> Goal of the exercise
Wherever the word "text" appears in the entries, copy the whole line.

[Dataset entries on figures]

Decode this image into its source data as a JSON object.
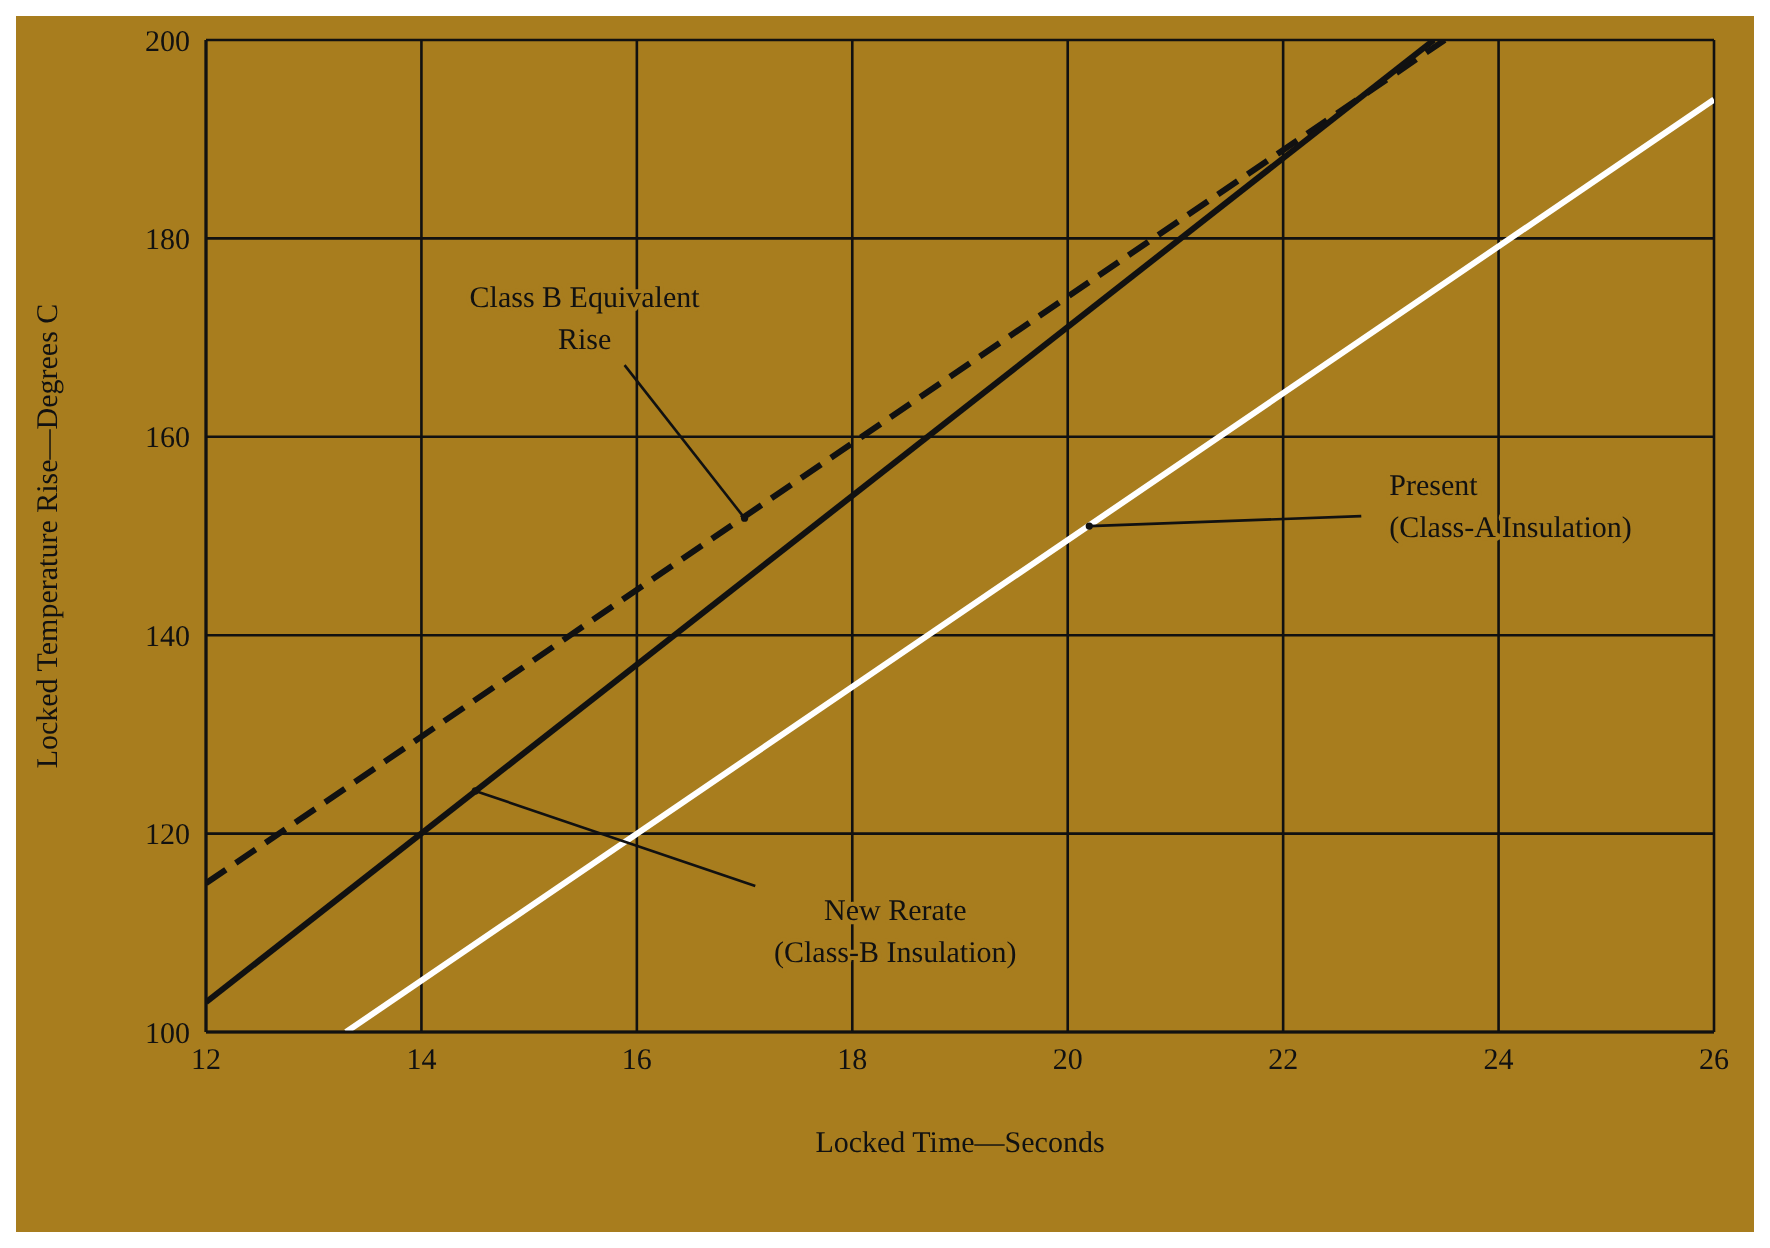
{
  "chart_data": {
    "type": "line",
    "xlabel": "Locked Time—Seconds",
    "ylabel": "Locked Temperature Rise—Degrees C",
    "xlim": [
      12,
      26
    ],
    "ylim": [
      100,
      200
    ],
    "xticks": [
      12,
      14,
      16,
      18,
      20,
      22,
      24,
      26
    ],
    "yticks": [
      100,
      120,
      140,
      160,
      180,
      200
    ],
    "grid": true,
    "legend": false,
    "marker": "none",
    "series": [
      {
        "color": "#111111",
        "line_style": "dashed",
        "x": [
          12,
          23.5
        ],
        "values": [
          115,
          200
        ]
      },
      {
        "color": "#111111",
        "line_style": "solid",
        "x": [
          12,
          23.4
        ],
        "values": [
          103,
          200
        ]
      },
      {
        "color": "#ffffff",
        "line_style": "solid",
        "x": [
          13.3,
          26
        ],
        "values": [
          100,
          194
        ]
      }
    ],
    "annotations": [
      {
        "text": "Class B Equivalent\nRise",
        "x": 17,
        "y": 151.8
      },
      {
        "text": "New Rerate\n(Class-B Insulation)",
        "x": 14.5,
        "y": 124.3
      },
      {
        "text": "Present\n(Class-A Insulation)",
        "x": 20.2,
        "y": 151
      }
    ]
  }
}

> Solution for this task
        "text": "Class B Equivalent\nRise",
        "text": "New Rerate\n(Class-B Insulation)",
        "text": "Present\n(Class-A Insulation)",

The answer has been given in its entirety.